• [Aim] Review the material line by line. Identify and copy every line that contains the string "Shah".
==========
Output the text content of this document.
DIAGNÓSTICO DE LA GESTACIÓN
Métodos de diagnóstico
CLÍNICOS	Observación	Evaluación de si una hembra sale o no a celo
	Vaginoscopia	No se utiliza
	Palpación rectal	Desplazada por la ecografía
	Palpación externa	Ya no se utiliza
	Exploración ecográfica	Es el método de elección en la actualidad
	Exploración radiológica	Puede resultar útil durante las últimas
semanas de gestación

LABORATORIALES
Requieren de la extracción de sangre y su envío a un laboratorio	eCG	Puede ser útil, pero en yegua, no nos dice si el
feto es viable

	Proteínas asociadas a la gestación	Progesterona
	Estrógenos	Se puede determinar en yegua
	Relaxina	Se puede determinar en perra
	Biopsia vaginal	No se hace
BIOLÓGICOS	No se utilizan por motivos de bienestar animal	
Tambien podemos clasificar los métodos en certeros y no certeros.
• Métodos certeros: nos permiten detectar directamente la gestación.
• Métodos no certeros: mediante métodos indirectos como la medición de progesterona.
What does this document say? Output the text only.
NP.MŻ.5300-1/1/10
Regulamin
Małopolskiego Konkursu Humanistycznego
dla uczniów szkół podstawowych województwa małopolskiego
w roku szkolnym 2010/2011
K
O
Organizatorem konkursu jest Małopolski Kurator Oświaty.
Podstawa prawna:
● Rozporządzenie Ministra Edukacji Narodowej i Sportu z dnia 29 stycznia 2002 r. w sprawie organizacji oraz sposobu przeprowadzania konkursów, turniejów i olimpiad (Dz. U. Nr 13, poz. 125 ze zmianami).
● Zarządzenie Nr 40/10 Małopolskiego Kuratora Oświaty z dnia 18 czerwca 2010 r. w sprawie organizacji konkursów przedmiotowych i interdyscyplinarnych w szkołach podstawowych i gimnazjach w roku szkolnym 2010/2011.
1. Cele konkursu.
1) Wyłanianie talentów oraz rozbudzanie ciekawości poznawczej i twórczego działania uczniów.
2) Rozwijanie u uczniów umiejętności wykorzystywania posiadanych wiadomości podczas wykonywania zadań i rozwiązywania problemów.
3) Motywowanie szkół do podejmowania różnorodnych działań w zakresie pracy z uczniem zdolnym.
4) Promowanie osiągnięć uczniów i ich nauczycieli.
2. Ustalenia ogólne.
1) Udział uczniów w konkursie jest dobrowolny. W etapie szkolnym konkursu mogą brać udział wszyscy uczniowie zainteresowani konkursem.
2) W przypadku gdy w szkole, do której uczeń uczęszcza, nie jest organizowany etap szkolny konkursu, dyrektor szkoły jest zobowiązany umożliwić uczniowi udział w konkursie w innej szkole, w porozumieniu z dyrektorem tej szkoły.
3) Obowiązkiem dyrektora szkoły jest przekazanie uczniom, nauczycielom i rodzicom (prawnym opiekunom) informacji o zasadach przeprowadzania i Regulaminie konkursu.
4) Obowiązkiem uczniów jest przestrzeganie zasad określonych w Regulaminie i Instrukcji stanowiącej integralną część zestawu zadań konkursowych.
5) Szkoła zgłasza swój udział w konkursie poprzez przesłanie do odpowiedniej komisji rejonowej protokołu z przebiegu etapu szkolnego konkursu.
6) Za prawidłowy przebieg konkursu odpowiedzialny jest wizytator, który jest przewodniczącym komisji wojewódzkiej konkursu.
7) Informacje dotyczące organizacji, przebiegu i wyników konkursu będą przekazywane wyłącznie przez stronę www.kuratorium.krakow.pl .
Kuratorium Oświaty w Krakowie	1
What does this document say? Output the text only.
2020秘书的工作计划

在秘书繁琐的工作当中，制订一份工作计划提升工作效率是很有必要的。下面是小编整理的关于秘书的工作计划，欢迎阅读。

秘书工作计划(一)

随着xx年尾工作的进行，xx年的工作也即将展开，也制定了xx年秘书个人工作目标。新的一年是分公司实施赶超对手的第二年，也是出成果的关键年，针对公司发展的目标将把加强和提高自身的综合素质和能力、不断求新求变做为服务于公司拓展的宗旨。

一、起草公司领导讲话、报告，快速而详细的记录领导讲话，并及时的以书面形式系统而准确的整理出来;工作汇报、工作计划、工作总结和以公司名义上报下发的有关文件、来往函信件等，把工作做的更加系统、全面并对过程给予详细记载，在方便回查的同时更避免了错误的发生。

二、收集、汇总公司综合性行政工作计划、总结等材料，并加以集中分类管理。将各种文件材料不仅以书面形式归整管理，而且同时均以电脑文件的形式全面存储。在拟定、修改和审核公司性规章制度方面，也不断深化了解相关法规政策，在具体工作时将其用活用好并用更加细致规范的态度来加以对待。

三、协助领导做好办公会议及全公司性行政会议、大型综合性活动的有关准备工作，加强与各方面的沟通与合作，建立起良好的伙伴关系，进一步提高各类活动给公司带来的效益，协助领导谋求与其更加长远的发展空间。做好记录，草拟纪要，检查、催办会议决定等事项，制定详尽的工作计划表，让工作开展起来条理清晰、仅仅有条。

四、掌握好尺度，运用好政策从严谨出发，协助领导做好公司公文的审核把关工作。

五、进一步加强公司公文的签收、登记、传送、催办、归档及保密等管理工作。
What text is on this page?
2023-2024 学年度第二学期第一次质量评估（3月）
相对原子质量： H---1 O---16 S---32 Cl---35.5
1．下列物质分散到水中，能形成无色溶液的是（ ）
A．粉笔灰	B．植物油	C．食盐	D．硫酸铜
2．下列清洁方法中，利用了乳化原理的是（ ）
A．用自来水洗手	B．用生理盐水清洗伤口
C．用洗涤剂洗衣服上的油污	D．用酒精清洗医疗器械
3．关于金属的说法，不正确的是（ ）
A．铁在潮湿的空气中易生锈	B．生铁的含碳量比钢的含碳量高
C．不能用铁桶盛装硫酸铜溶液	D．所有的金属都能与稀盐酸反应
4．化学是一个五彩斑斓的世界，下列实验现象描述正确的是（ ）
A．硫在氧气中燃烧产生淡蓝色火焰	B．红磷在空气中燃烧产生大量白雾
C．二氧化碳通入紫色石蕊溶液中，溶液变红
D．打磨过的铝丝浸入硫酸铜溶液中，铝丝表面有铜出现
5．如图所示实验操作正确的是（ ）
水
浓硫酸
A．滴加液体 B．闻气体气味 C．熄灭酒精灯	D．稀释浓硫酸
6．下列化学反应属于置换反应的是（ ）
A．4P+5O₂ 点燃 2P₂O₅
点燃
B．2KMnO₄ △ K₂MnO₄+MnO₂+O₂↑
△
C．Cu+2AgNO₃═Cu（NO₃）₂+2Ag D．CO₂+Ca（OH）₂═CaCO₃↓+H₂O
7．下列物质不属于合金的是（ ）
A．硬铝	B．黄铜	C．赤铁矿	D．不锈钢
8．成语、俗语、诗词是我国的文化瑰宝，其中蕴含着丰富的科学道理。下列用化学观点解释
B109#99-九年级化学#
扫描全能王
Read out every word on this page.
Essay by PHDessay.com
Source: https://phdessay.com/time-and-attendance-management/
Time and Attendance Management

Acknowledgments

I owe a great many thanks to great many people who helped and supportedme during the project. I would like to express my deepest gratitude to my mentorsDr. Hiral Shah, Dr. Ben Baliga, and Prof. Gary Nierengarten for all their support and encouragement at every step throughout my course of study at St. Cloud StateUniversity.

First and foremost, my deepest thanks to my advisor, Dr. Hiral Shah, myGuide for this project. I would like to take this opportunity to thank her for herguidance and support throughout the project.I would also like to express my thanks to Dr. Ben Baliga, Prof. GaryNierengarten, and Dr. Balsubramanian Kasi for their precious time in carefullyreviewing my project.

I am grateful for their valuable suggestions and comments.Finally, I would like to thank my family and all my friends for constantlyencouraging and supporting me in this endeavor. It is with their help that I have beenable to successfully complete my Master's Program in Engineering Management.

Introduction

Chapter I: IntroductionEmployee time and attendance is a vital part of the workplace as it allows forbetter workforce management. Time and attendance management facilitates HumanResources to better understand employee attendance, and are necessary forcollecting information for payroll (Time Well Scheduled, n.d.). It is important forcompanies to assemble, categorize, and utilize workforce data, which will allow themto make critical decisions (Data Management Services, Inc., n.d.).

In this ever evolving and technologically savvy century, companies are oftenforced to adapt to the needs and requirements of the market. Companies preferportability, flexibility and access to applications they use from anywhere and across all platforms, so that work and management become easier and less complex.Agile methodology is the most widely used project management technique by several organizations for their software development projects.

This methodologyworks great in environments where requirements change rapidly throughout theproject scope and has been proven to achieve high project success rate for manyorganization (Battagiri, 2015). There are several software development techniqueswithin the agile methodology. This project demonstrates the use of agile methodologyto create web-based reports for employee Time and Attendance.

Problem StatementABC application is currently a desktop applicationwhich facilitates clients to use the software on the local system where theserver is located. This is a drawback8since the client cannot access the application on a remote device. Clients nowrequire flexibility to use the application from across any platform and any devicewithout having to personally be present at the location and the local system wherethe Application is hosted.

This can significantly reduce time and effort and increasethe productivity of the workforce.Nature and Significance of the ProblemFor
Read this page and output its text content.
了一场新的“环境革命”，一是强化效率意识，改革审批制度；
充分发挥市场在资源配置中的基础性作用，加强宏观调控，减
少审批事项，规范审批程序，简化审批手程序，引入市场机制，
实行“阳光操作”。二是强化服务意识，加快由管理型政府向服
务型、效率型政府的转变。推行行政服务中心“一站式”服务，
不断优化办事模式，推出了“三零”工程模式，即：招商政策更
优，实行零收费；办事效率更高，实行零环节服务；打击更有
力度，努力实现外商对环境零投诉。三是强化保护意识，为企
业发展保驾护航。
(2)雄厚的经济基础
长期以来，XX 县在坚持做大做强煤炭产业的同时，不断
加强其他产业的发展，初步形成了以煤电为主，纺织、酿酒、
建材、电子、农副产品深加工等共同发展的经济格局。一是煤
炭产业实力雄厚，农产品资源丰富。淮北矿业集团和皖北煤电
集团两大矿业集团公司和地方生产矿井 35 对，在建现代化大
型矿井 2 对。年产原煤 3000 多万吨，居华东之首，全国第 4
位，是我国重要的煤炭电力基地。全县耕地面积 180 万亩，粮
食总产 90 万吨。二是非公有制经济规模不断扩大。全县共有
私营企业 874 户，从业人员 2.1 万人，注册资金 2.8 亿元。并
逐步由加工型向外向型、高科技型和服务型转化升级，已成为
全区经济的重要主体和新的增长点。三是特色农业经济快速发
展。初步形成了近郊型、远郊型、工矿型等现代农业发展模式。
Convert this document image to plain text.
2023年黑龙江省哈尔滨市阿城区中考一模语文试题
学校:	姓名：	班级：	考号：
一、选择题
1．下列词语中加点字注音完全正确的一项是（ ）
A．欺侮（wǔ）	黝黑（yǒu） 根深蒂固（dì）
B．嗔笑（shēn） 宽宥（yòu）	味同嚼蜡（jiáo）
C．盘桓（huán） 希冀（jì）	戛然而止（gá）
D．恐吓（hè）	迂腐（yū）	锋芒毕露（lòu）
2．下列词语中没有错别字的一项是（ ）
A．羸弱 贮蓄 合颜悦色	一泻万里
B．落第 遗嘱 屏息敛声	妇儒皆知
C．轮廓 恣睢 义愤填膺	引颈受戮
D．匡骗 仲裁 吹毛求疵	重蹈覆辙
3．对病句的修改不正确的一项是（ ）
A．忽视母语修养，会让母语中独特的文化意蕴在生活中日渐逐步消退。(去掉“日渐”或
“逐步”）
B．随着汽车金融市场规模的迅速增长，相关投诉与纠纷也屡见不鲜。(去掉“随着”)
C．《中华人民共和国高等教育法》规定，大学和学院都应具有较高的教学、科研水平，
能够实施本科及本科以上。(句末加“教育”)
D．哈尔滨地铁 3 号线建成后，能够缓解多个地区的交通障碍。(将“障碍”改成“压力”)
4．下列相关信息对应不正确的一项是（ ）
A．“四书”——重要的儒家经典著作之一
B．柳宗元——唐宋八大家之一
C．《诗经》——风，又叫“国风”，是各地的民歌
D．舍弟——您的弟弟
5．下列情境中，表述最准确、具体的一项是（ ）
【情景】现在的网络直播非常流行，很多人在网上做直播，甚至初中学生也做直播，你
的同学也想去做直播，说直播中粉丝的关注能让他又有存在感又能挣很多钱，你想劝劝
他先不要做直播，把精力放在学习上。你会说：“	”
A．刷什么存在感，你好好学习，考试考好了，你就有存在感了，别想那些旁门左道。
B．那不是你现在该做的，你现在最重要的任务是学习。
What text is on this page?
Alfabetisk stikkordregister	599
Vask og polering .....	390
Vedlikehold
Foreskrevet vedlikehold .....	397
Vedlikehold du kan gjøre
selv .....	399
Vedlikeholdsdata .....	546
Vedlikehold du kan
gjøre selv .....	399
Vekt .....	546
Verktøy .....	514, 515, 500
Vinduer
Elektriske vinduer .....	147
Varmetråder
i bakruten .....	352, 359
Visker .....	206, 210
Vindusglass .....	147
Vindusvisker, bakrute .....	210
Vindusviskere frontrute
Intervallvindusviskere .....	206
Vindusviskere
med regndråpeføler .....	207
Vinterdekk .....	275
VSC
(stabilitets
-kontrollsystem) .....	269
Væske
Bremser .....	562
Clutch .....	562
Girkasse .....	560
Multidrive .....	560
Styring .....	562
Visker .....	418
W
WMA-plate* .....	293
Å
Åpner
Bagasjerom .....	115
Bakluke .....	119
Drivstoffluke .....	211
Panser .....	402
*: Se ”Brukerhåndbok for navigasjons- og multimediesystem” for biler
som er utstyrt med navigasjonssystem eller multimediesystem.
==========
• [Answer]
I owe a great many thanks to great many people who helped and supportedme during the project. I would like to express my deepest gratitude to my mentorsDr. Hiral Shah, Dr. Ben Baliga, and Prof. Gary Nierengarten for all their support and encouragement at every step throughout my course of study at St. Cloud StateUniversity.
First and foremost, my deepest thanks to my advisor, Dr. Hiral Shah, myGuide for this project. I would like to take this opportunity to thank her for herguidance and support throughout the project.I would also like to express my thanks to Dr. Ben Baliga, Prof. GaryNierengarten, and Dr. Balsubramanian Kasi for their precious time in carefullyreviewing my project.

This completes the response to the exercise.